**Written request**
The records below must be retyped exactly.

Extracted data entries:

BEGIN

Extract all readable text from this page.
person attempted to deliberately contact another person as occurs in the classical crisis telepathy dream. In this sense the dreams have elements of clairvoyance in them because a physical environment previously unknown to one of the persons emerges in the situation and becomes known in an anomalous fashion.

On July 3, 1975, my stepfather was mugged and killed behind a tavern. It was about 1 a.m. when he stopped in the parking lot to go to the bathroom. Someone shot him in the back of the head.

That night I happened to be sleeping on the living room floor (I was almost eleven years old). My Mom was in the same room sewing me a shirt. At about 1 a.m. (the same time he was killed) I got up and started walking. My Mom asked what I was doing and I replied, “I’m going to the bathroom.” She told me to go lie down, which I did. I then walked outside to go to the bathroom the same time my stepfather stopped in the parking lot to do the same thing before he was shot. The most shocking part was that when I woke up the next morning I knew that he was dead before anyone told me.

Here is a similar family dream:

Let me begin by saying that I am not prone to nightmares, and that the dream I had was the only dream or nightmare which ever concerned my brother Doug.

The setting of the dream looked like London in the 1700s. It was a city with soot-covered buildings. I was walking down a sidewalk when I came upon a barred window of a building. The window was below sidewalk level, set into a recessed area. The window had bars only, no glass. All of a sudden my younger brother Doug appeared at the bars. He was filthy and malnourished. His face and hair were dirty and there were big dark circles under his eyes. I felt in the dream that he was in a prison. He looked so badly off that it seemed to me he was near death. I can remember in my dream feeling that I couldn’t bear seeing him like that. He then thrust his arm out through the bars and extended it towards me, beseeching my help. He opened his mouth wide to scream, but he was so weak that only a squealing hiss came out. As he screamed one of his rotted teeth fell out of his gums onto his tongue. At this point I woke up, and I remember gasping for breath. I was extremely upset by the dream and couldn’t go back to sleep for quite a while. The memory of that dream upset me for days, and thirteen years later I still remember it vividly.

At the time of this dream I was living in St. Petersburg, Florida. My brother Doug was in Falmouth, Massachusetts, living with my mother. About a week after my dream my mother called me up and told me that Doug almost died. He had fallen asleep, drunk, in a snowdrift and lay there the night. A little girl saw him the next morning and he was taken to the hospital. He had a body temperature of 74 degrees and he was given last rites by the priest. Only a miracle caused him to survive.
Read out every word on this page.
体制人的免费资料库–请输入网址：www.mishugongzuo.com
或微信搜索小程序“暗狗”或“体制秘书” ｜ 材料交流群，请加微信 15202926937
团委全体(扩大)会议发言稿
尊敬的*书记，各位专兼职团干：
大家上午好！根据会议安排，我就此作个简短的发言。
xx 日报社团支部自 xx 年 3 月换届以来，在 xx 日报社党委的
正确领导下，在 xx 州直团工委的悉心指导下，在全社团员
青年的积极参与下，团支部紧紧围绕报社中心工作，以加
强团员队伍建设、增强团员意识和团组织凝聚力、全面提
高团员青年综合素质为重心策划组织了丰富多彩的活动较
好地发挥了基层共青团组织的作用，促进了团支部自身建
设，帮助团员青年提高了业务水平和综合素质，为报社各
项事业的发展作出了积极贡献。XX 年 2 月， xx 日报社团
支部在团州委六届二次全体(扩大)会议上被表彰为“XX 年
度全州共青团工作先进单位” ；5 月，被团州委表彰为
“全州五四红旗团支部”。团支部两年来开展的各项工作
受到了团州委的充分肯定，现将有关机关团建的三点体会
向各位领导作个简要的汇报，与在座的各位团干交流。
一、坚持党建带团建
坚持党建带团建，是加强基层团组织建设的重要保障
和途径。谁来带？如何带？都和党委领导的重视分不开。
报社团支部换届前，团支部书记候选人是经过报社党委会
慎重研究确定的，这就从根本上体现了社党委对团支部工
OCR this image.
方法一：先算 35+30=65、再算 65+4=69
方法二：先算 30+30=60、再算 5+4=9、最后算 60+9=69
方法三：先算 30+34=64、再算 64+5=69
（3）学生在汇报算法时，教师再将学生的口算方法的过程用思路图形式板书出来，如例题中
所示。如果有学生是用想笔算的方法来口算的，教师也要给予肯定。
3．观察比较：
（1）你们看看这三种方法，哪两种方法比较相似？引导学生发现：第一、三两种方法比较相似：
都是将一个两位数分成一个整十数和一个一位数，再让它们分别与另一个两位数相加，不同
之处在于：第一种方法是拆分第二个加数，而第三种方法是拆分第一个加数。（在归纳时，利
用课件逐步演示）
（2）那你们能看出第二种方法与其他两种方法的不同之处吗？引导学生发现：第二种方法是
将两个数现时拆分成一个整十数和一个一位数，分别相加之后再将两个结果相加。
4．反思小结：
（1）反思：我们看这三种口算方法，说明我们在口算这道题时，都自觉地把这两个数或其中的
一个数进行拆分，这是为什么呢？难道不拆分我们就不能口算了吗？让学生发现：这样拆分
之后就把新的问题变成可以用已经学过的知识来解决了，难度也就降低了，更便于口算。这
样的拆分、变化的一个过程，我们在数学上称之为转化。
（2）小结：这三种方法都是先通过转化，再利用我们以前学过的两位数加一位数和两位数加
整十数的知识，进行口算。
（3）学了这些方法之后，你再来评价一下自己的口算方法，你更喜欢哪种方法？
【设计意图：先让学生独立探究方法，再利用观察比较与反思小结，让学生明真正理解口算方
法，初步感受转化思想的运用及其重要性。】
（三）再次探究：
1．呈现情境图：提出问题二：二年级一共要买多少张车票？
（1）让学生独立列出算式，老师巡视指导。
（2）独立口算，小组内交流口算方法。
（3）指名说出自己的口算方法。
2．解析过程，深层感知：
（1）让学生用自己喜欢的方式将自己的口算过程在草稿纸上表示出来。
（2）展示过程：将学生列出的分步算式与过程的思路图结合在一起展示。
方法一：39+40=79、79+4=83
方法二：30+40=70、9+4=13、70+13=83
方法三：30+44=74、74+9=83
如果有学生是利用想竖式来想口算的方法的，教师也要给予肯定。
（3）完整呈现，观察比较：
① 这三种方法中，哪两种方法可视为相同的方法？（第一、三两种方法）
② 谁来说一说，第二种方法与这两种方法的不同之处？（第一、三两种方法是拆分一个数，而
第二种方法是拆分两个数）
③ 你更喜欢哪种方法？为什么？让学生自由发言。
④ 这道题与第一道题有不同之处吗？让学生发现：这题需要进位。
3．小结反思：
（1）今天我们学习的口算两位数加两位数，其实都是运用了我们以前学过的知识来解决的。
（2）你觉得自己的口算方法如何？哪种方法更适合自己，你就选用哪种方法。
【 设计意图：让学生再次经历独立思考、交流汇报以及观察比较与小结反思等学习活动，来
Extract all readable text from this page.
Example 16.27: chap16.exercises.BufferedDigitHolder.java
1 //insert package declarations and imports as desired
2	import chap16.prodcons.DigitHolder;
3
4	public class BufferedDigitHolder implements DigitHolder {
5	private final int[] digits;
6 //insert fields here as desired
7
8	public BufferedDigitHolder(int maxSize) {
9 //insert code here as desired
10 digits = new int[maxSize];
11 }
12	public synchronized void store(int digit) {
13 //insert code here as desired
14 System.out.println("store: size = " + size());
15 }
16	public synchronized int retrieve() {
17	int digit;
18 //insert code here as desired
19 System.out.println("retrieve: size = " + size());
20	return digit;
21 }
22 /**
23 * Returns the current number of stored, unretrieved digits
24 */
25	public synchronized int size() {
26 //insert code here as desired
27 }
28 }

END

**Answer for the task**
Extract all readable text from this page.
person attempted to deliberately contact another person as occurs in the classical crisis telepathy dream. In this sense the dreams have elements of clairvoyance in them because a physical environment previously unknown to one of the persons emerges in the situation and becomes known in an anomalous fashion.

On July 3, 1975, my stepfather was mugged and killed behind a tavern. It was about 1 a.m. when he stopped in the parking lot to go to the bathroom. Someone shot him in the back of the head.

That night I happened to be sleeping on the living room floor (I was almost eleven years old). My Mom was in the same room sewing me a shirt. At about 1 a.m. (the same time he was killed) I got up and started walking. My Mom asked what I was doing and I replied, “I’m going to the bathroom.” She told me to go lie down, which I did. I then walked outside to go to the bathroom the same time my stepfather stopped in the parking lot to do the same thing before he was shot. The most shocking part was that when I woke up the next morning I knew that he was dead before anyone told me.

Here is a similar family dream:

Let me begin by saying that I am not prone to nightmares, and that the dream I had was the only dream or nightmare which ever concerned my brother Doug.

The setting of the dream looked like London in the 1700s. It was a city with soot-covered buildings. I was walking down a sidewalk when I came upon a barred window of a building. The window was below sidewalk level, set into a recessed area. The window had bars only, no glass. All of a sudden my younger brother Doug appeared at the bars. He was filthy and malnourished. His face and hair were dirty and there were big dark circles under his eyes. I felt in the dream that he was in a prison. He looked so badly off that it seemed to me he was near death. I can remember in my dream feeling that I couldn’t bear seeing him like that. He then thrust his arm out through the bars and extended it towards me, beseeching my help. He opened his mouth wide to scream, but he was so weak that only a squealing hiss came out. As he screamed one of his rotted teeth fell out of his gums onto his tongue. At this point I woke up, and I remember gasping for breath. I was extremely upset by the dream and couldn’t go back to sleep for quite a while. The memory of that dream upset me for days, and thirteen years later I still remember it vividly.

At the time of this dream I was living in St. Petersburg, Florida. My brother Doug was in Falmouth, Massachusetts, living with my mother. About a week after my dream my mother called me up and told me that Doug almost died. He had fallen asleep, drunk, in a snowdrift and lay there the night. A little girl saw him the next morning and he was taken to the hospital. He had a body temperature of 74 degrees and he was given last rites by the priest. Only a miracle caused him to survive.
Read out every word on this page.
体制人的免费资料库–请输入网址：www.mishugongzuo.com
或微信搜索小程序“暗狗”或“体制秘书” ｜ 材料交流群，请加微信 15202926937
团委全体(扩大)会议发言稿
尊敬的*书记，各位专兼职团干：
大家上午好！根据会议安排，我就此作个简短的发言。
xx 日报社团支部自 xx 年 3 月换届以来，在 xx 日报社党委的
正确领导下，在 xx 州直团工委的悉心指导下，在全社团员
青年的积极参与下，团支部紧紧围绕报社中心工作，以加
强团员队伍建设、增强团员意识和团组织凝聚力、全面提
高团员青年综合素质为重心策划组织了丰富多彩的活动较
好地发挥了基层共青团组织的作用，促进了团支部自身建
设，帮助团员青年提高了业务水平和综合素质，为报社各
项事业的发展作出了积极贡献。XX 年 2 月， xx 日报社团
支部在团州委六届二次全体(扩大)会议上被表彰为“XX 年
度全州共青团工作先进单位” ；5 月，被团州委表彰为
“全州五四红旗团支部”。团支部两年来开展的各项工作
受到了团州委的充分肯定，现将有关机关团建的三点体会
向各位领导作个简要的汇报，与在座的各位团干交流。
一、坚持党建带团建
坚持党建带团建，是加强基层团组织建设的重要保障
和途径。谁来带？如何带？都和党委领导的重视分不开。
报社团支部换届前，团支部书记候选人是经过报社党委会
慎重研究确定的，这就从根本上体现了社党委对团支部工
OCR this image.
方法一：先算 35+30=65、再算 65+4=69
方法二：先算 30+30=60、再算 5+4=9、最后算 60+9=69
方法三：先算 30+34=64、再算 64+5=69
（3）学生在汇报算法时，教师再将学生的口算方法的过程用思路图形式板书出来，如例题中
所示。如果有学生是用想笔算的方法来口算的，教师也要给予肯定。
3．观察比较：
（1）你们看看这三种方法，哪两种方法比较相似？引导学生发现：第一、三两种方法比较相似：
都是将一个两位数分成一个整十数和一个一位数，再让它们分别与另一个两位数相加，不同
之处在于：第一种方法是拆分第二个加数，而第三种方法是拆分第一个加数。（在归纳时，利
用课件逐步演示）
（2）那你们能看出第二种方法与其他两种方法的不同之处吗？引导学生发现：第二种方法是
将两个数现时拆分成一个整十数和一个一位数，分别相加之后再将两个结果相加。
4．反思小结：
（1）反思：我们看这三种口算方法，说明我们在口算这道题时，都自觉地把这两个数或其中的
一个数进行拆分，这是为什么呢？难道不拆分我们就不能口算了吗？让学生发现：这样拆分
之后就把新的问题变成可以用已经学过的知识来解决了，难度也就降低了，更便于口算。这
样的拆分、变化的一个过程，我们在数学上称之为转化。
（2）小结：这三种方法都是先通过转化，再利用我们以前学过的两位数加一位数和两位数加
整十数的知识，进行口算。
（3）学了这些方法之后，你再来评价一下自己的口算方法，你更喜欢哪种方法？
【设计意图：先让学生独立探究方法，再利用观察比较与反思小结，让学生明真正理解口算方
法，初步感受转化思想的运用及其重要性。】
（三）再次探究：
1．呈现情境图：提出问题二：二年级一共要买多少张车票？
（1）让学生独立列出算式，老师巡视指导。
（2）独立口算，小组内交流口算方法。
（3）指名说出自己的口算方法。
2．解析过程，深层感知：
（1）让学生用自己喜欢的方式将自己的口算过程在草稿纸上表示出来。
（2）展示过程：将学生列出的分步算式与过程的思路图结合在一起展示。
方法一：39+40=79、79+4=83
方法二：30+40=70、9+4=13、70+13=83
方法三：30+44=74、74+9=83
如果有学生是利用想竖式来想口算的方法的，教师也要给予肯定。
（3）完整呈现，观察比较：
① 这三种方法中，哪两种方法可视为相同的方法？（第一、三两种方法）
② 谁来说一说，第二种方法与这两种方法的不同之处？（第一、三两种方法是拆分一个数，而
第二种方法是拆分两个数）
③ 你更喜欢哪种方法？为什么？让学生自由发言。
④ 这道题与第一道题有不同之处吗？让学生发现：这题需要进位。
3．小结反思：
（1）今天我们学习的口算两位数加两位数，其实都是运用了我们以前学过的知识来解决的。
（2）你觉得自己的口算方法如何？哪种方法更适合自己，你就选用哪种方法。
【 设计意图：让学生再次经历独立思考、交流汇报以及观察比较与小结反思等学习活动，来
Extract all readable text from this page.
Example 16.27: chap16.exercises.BufferedDigitHolder.java
1 //insert package declarations and imports as desired
2	import chap16.prodcons.DigitHolder;
3
4	public class BufferedDigitHolder implements DigitHolder {
5	private final int[] digits;
6 //insert fields here as desired
7
8	public BufferedDigitHolder(int maxSize) {
9 //insert code here as desired
10 digits = new int[maxSize];
11 }
12	public synchronized void store(int digit) {
13 //insert code here as desired
14 System.out.println("store: size = " + size());
15 }
16	public synchronized int retrieve() {
17	int digit;
18 //insert code here as desired
19 System.out.println("retrieve: size = " + size());
20	return digit;
21 }
22 /**
23 * Returns the current number of stored, unretrieved digits
24 */
25	public synchronized int size() {
26 //insert code here as desired
27 }
28 }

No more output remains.